Can you give all the records again without altering a single character?
══════
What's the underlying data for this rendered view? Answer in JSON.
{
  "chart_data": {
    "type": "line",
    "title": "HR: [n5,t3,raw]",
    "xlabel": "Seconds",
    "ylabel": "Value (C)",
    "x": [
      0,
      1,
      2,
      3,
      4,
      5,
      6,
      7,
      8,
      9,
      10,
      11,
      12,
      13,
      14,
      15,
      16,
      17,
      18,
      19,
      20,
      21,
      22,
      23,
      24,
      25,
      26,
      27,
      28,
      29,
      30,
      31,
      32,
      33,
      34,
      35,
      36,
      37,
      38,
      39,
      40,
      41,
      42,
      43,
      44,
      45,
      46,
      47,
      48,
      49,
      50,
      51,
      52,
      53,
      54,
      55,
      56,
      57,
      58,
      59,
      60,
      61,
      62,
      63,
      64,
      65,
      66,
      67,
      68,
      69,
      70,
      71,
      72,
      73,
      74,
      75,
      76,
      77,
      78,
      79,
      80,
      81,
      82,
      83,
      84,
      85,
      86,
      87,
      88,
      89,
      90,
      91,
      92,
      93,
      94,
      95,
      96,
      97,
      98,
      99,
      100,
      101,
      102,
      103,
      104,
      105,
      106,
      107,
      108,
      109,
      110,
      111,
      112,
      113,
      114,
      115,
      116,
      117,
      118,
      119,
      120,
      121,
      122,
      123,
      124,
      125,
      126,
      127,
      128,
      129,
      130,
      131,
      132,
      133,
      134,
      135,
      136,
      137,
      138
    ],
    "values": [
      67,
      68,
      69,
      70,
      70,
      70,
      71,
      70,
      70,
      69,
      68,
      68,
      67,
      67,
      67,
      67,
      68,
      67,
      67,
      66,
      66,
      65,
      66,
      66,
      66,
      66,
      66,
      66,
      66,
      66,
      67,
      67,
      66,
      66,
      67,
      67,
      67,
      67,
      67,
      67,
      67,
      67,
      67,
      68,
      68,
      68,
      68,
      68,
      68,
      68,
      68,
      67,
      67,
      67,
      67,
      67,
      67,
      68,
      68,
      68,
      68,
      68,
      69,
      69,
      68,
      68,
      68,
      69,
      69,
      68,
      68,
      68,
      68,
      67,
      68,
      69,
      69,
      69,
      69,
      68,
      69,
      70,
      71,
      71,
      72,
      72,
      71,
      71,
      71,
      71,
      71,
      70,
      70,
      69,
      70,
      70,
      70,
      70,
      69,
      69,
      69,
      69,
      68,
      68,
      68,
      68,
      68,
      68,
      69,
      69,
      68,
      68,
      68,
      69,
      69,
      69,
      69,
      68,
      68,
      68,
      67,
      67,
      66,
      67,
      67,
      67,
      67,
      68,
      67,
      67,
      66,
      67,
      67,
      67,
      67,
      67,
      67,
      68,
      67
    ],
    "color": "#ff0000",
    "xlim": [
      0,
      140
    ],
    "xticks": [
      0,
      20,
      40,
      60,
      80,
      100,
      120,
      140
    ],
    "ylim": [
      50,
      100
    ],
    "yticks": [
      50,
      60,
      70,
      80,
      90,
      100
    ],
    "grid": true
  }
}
══════
Result for this task
What's the underlying data for this rendered view? Answer in JSON.
{
  "chart_data": {
    "type": "line",
    "title": "HR: [n5,t3,raw]",
    "xlabel": "Seconds",
    "ylabel": "Value (C)",
    "x": [
      0,
      1,
      2,
      3,
      4,
      5,
      6,
      7,
      8,
      9,
      10,
      11,
      12,
      13,
      14,
      15,
      16,
      17,
      18,
      19,
      20,
      21,
      22,
      23,
      24,
      25,
      26,
      27,
      28,
      29,
      30,
      31,
      32,
      33,
      34,
      35,
      36,
      37,
      38,
      39,
      40,
      41,
      42,
      43,
      44,
      45,
      46,
      47,
      48,
      49,
      50,
      51,
      52,
      53,
      54,
      55,
      56,
      57,
      58,
      59,
      60,
      61,
      62,
      63,
      64,
      65,
      66,
      67,
      68,
      69,
      70,
      71,
      72,
      73,
      74,
      75,
      76,
      77,
      78,
      79,
      80,
      81,
      82,
      83,
      84,
      85,
      86,
      87,
      88,
      89,
      90,
      91,
      92,
      93,
      94,
      95,
      96,
      97,
      98,
      99,
      100,
      101,
      102,
      103,
      104,
      105,
      106,
      107,
      108,
      109,
      110,
      111,
      112,
      113,
      114,
      115,
      116,
      117,
      118,
      119,
      120,
      121,
      122,
      123,
      124,
      125,
      126,
      127,
      128,
      129,
      130,
      131,
      132,
      133,
      134,
      135,
      136,
      137,
      138
    ],
    "values": [
      67,
      68,
      69,
      70,
      70,
      70,
      71,
      70,
      70,
      69,
      68,
      68,
      67,
      67,
      67,
      67,
      68,
      67,
      67,
      66,
      66,
      65,
      66,
      66,
      66,
      66,
      66,
      66,
      66,
      66,
      67,
      67,
      66,
      66,
      67,
      67,
      67,
      67,
      67,
      67,
      67,
      67,
      67,
      68,
      68,
      68,
      68,
      68,
      68,
      68,
      68,
      67,
      67,
      67,
      67,
      67,
      67,
      68,
      68,
      68,
      68,
      68,
      69,
      69,
      68,
      68,
      68,
      69,
      69,
      68,
      68,
      68,
      68,
      67,
      68,
      69,
      69,
      69,
      69,
      68,
      69,
      70,
      71,
      71,
      72,
      72,
      71,
      71,
      71,
      71,
      71,
      70,
      70,
      69,
      70,
      70,
      70,
      70,
      69,
      69,
      69,
      69,
      68,
      68,
      68,
      68,
      68,
      68,
      69,
      69,
      68,
      68,
      68,
      69,
      69,
      69,
      69,
      68,
      68,
      68,
      67,
      67,
      66,
      67,
      67,
      67,
      67,
      68,
      67,
      67,
      66,
      67,
      67,
      67,
      67,
      67,
      67,
      68,
      67
    ],
    "color": "#ff0000",
    "xlim": [
      0,
      140
    ],
    "xticks": [
      0,
      20,
      40,
      60,
      80,
      100,
      120,
      140
    ],
    "ylim": [
      50,
      100
    ],
    "yticks": [
      50,
      60,
      70,
      80,
      90,
      100
    ],
    "grid": true
  }
}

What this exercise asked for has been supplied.